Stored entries
.....

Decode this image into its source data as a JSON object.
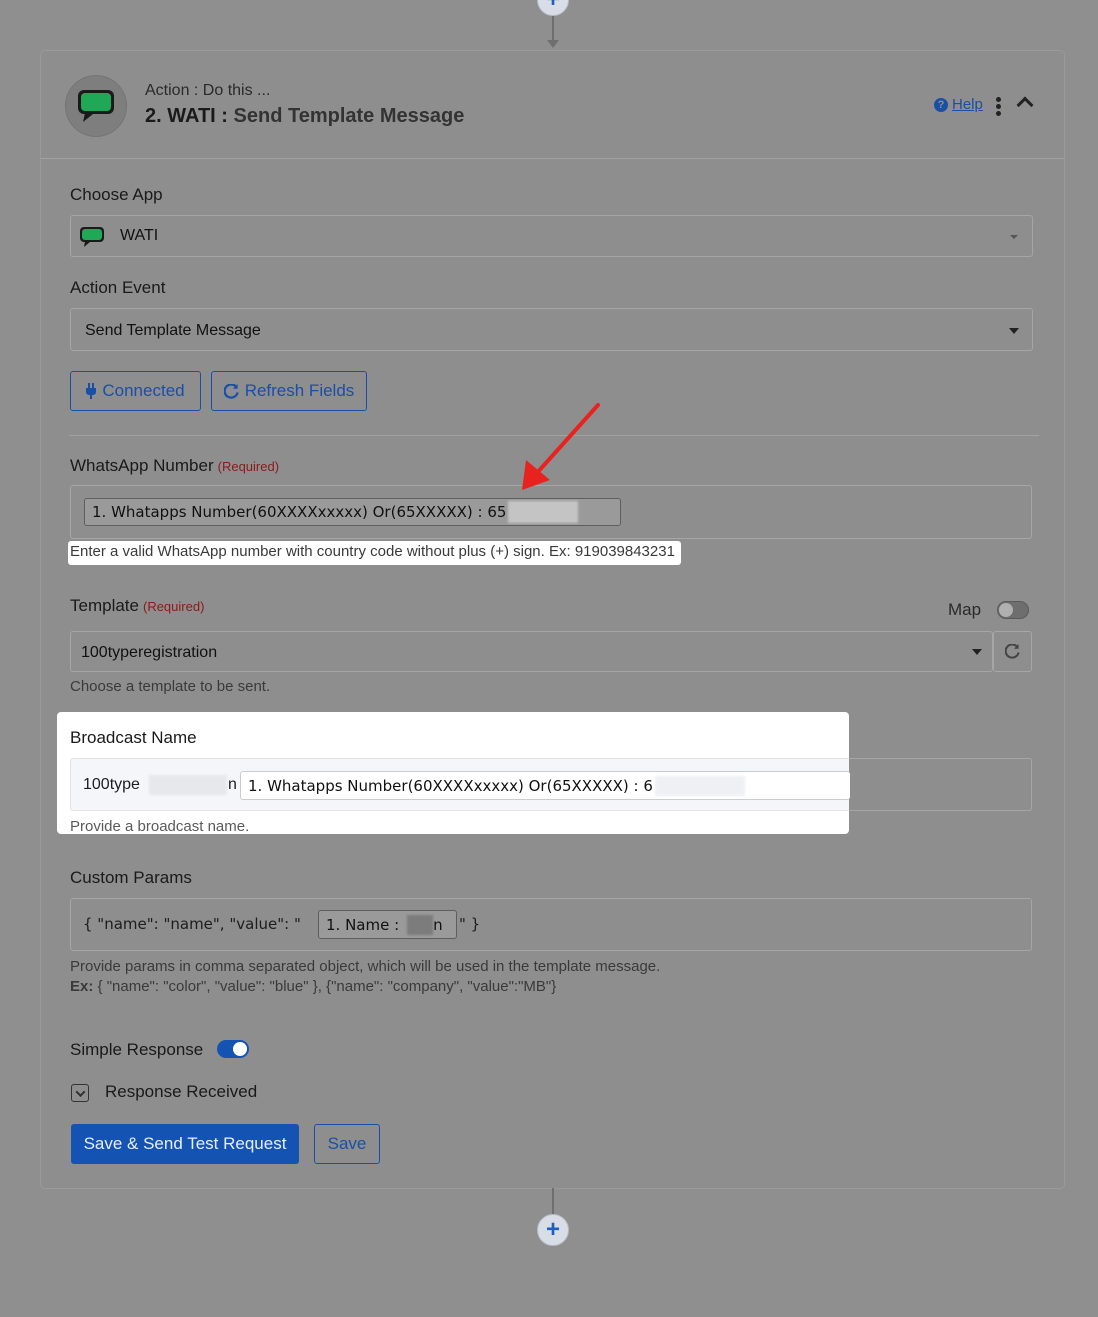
{
  "header": {
    "subtitle": "Action : Do this ...",
    "step_number": "2. WATI :",
    "event_name": "Send Template Message",
    "help_label": "Help",
    "help_icon": "question-circle-icon"
  },
  "choose_app": {
    "label": "Choose App",
    "value": "WATI"
  },
  "action_event": {
    "label": "Action Event",
    "value": "Send Template Message"
  },
  "buttons": {
    "connected": "Connected",
    "refresh_fields": "Refresh Fields",
    "save_send": "Save & Send Test Request",
    "save": "Save"
  },
  "whatsapp_number": {
    "label": "WhatsApp Number",
    "required": "(Required)",
    "chip": "1. Whatapps Number(60XXXXxxxxx) Or(65XXXXX) : 65",
    "hint": "Enter a valid WhatsApp number with country code without plus (+) sign. Ex: 919039843231"
  },
  "template": {
    "label": "Template",
    "required": "(Required)",
    "map_label": "Map",
    "value": "100typeregistration",
    "hint": "Choose a template to be sent."
  },
  "broadcast_name": {
    "label": "Broadcast Name",
    "prefix": "100type",
    "suffix_char": "n",
    "chip": "1. Whatapps Number(60XXXXxxxxx) Or(65XXXXX) : 6",
    "hint": "Provide a broadcast name."
  },
  "custom_params": {
    "label": "Custom Params",
    "text_before": "{ \"name\": \"name\", \"value\": \"",
    "chip": "1. Name :",
    "chip_end": "n",
    "text_after": "\" }",
    "hint": "Provide params in comma separated object, which will be used in the template message.",
    "example_label": "Ex:",
    "example": " { \"name\": \"color\", \"value\": \"blue\" }, {\"name\": \"company\", \"value\":\"MB\"}"
  },
  "simple_response": {
    "label": "Simple Response",
    "enabled": true
  },
  "response_received": {
    "label": "Response Received"
  },
  "colors": {
    "accent": "#1553b3",
    "required": "#8b1a1a",
    "wati_green": "#1fa855",
    "annotation_arrow": "#e8231f"
  }
}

.....

SET EXERCISE → Lines containing the word "Provide" are to be counted in the listing; state their number alone.

SOLUTION BELOW → 2